##### EXCERPTED RECORDS #####

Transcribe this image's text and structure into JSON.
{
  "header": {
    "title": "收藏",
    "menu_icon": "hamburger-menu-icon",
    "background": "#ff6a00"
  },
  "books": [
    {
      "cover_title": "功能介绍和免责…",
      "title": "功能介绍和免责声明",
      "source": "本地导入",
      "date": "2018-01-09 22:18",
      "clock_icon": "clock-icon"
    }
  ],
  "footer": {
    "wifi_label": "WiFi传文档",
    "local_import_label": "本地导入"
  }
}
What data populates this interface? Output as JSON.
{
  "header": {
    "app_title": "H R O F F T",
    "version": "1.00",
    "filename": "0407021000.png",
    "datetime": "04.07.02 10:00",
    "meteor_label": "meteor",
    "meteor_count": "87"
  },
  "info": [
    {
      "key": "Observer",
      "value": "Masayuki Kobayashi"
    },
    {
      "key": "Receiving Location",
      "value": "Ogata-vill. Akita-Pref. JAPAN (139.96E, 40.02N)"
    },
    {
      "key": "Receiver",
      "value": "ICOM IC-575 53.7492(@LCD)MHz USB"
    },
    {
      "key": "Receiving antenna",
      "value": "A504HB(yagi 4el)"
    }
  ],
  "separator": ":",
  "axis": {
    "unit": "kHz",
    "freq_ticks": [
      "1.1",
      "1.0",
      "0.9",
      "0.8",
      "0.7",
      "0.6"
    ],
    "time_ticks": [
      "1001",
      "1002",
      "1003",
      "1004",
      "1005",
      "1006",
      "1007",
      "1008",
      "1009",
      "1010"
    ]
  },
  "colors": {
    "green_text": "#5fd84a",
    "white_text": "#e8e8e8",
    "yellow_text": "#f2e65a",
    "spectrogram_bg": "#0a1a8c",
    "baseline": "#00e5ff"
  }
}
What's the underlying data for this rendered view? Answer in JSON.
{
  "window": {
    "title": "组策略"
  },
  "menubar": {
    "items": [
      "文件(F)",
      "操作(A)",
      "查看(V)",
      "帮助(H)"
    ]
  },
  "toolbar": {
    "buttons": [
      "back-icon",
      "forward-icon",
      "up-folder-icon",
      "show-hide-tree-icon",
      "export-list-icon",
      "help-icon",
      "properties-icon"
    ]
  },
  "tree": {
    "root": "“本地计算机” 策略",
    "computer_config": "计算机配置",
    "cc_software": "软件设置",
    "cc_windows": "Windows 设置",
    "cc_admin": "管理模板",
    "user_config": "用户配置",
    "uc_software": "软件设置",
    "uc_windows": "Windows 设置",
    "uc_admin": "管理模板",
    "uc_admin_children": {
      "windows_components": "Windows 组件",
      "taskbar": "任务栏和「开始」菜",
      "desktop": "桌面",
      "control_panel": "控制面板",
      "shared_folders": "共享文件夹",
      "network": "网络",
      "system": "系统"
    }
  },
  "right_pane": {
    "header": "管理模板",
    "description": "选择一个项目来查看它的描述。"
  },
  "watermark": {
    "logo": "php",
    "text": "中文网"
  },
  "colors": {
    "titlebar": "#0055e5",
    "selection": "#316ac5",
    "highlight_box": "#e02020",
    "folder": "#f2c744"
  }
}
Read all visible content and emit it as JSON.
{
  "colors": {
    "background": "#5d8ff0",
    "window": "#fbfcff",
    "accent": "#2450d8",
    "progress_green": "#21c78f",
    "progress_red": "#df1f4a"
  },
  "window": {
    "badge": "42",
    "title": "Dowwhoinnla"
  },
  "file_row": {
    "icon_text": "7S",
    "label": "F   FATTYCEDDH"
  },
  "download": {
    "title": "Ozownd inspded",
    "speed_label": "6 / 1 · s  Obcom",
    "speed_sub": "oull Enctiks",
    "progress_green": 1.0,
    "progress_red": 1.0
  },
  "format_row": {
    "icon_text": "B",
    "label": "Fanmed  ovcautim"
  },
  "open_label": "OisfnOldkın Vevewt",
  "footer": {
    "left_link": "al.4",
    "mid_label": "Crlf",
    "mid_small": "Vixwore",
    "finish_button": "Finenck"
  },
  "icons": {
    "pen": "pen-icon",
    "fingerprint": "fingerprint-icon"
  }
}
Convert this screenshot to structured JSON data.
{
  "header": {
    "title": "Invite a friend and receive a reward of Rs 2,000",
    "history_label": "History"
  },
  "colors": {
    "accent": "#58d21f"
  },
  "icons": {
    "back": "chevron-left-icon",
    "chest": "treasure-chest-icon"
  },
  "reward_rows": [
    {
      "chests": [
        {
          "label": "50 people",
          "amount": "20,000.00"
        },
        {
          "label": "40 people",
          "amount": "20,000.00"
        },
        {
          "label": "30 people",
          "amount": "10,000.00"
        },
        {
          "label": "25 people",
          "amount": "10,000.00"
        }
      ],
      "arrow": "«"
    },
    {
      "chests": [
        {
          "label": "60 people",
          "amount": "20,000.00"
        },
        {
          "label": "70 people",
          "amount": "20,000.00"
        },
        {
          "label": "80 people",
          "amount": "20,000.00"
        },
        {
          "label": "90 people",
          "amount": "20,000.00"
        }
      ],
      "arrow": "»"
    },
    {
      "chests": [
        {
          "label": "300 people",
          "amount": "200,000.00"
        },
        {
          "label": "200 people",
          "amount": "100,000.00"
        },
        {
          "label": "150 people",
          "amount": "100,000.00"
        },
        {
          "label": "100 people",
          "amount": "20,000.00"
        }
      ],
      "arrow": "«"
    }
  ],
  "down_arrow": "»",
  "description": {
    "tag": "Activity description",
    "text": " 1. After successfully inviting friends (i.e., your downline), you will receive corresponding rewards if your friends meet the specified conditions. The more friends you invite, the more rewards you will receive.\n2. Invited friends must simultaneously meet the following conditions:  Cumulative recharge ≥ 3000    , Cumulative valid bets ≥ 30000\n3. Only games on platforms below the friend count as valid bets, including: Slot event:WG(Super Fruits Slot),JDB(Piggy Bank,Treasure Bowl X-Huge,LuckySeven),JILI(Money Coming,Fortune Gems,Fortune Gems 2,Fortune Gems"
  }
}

#####

:: THE TASK ::
The listing above should be transcribed in full, exactly as written.

:: CORRECT RESULT ::
Transcribe this image's text and structure into JSON.
{
  "header": {
    "title": "收藏",
    "menu_icon": "hamburger-menu-icon",
    "background": "#ff6a00"
  },
  "books": [
    {
      "cover_title": "功能介绍和免责…",
      "title": "功能介绍和免责声明",
      "source": "本地导入",
      "date": "2018-01-09 22:18",
      "clock_icon": "clock-icon"
    }
  ],
  "footer": {
    "wifi_label": "WiFi传文档",
    "local_import_label": "本地导入"
  }
}
What data populates this interface? Output as JSON.
{
  "header": {
    "app_title": "H R O F F T",
    "version": "1.00",
    "filename": "0407021000.png",
    "datetime": "04.07.02 10:00",
    "meteor_label": "meteor",
    "meteor_count": "87"
  },
  "info": [
    {
      "key": "Observer",
      "value": "Masayuki Kobayashi"
    },
    {
      "key": "Receiving Location",
      "value": "Ogata-vill. Akita-Pref. JAPAN (139.96E, 40.02N)"
    },
    {
      "key": "Receiver",
      "value": "ICOM IC-575 53.7492(@LCD)MHz USB"
    },
    {
      "key": "Receiving antenna",
      "value": "A504HB(yagi 4el)"
    }
  ],
  "separator": ":",
  "axis": {
    "unit": "kHz",
    "freq_ticks": [
      "1.1",
      "1.0",
      "0.9",
      "0.8",
      "0.7",
      "0.6"
    ],
    "time_ticks": [
      "1001",
      "1002",
      "1003",
      "1004",
      "1005",
      "1006",
      "1007",
      "1008",
      "1009",
      "1010"
    ]
  },
  "colors": {
    "green_text": "#5fd84a",
    "white_text": "#e8e8e8",
    "yellow_text": "#f2e65a",
    "spectrogram_bg": "#0a1a8c",
    "baseline": "#00e5ff"
  }
}
What's the underlying data for this rendered view? Answer in JSON.
{
  "window": {
    "title": "组策略"
  },
  "menubar": {
    "items": [
      "文件(F)",
      "操作(A)",
      "查看(V)",
      "帮助(H)"
    ]
  },
  "toolbar": {
    "buttons": [
      "back-icon",
      "forward-icon",
      "up-folder-icon",
      "show-hide-tree-icon",
      "export-list-icon",
      "help-icon",
      "properties-icon"
    ]
  },
  "tree": {
    "root": "“本地计算机” 策略",
    "computer_config": "计算机配置",
    "cc_software": "软件设置",
    "cc_windows": "Windows 设置",
    "cc_admin": "管理模板",
    "user_config": "用户配置",
    "uc_software": "软件设置",
    "uc_windows": "Windows 设置",
    "uc_admin": "管理模板",
    "uc_admin_children": {
      "windows_components": "Windows 组件",
      "taskbar": "任务栏和「开始」菜",
      "desktop": "桌面",
      "control_panel": "控制面板",
      "shared_folders": "共享文件夹",
      "network": "网络",
      "system": "系统"
    }
  },
  "right_pane": {
    "header": "管理模板",
    "description": "选择一个项目来查看它的描述。"
  },
  "watermark": {
    "logo": "php",
    "text": "中文网"
  },
  "colors": {
    "titlebar": "#0055e5",
    "selection": "#316ac5",
    "highlight_box": "#e02020",
    "folder": "#f2c744"
  }
}
Read all visible content and emit it as JSON.
{
  "colors": {
    "background": "#5d8ff0",
    "window": "#fbfcff",
    "accent": "#2450d8",
    "progress_green": "#21c78f",
    "progress_red": "#df1f4a"
  },
  "window": {
    "badge": "42",
    "title": "Dowwhoinnla"
  },
  "file_row": {
    "icon_text": "7S",
    "label": "F   FATTYCEDDH"
  },
  "download": {
    "title": "Ozownd inspded",
    "speed_label": "6 / 1 · s  Obcom",
    "speed_sub": "oull Enctiks",
    "progress_green": 1.0,
    "progress_red": 1.0
  },
  "format_row": {
    "icon_text": "B",
    "label": "Fanmed  ovcautim"
  },
  "open_label": "OisfnOldkın Vevewt",
  "footer": {
    "left_link": "al.4",
    "mid_label": "Crlf",
    "mid_small": "Vixwore",
    "finish_button": "Finenck"
  },
  "icons": {
    "pen": "pen-icon",
    "fingerprint": "fingerprint-icon"
  }
}
Convert this screenshot to structured JSON data.
{
  "header": {
    "title": "Invite a friend and receive a reward of Rs 2,000",
    "history_label": "History"
  },
  "colors": {
    "accent": "#58d21f"
  },
  "icons": {
    "back": "chevron-left-icon",
    "chest": "treasure-chest-icon"
  },
  "reward_rows": [
    {
      "chests": [
        {
          "label": "50 people",
          "amount": "20,000.00"
        },
        {
          "label": "40 people",
          "amount": "20,000.00"
        },
        {
          "label": "30 people",
          "amount": "10,000.00"
        },
        {
          "label": "25 people",
          "amount": "10,000.00"
        }
      ],
      "arrow": "«"
    },
    {
      "chests": [
        {
          "label": "60 people",
          "amount": "20,000.00"
        },
        {
          "label": "70 people",
          "amount": "20,000.00"
        },
        {
          "label": "80 people",
          "amount": "20,000.00"
        },
        {
          "label": "90 people",
          "amount": "20,000.00"
        }
      ],
      "arrow": "»"
    },
    {
      "chests": [
        {
          "label": "300 people",
          "amount": "200,000.00"
        },
        {
          "label": "200 people",
          "amount": "100,000.00"
        },
        {
          "label": "150 people",
          "amount": "100,000.00"
        },
        {
          "label": "100 people",
          "amount": "20,000.00"
        }
      ],
      "arrow": "«"
    }
  ],
  "down_arrow": "»",
  "description": {
    "tag": "Activity description",
    "text": " 1. After successfully inviting friends (i.e., your downline), you will receive corresponding rewards if your friends meet the specified conditions. The more friends you invite, the more rewards you will receive.\n2. Invited friends must simultaneously meet the following conditions:  Cumulative recharge ≥ 3000    , Cumulative valid bets ≥ 30000\n3. Only games on platforms below the friend count as valid bets, including: Slot event:WG(Super Fruits Slot),JDB(Piggy Bank,Treasure Bowl X-Huge,LuckySeven),JILI(Money Coming,Fortune Gems,Fortune Gems 2,Fortune Gems"
  }
}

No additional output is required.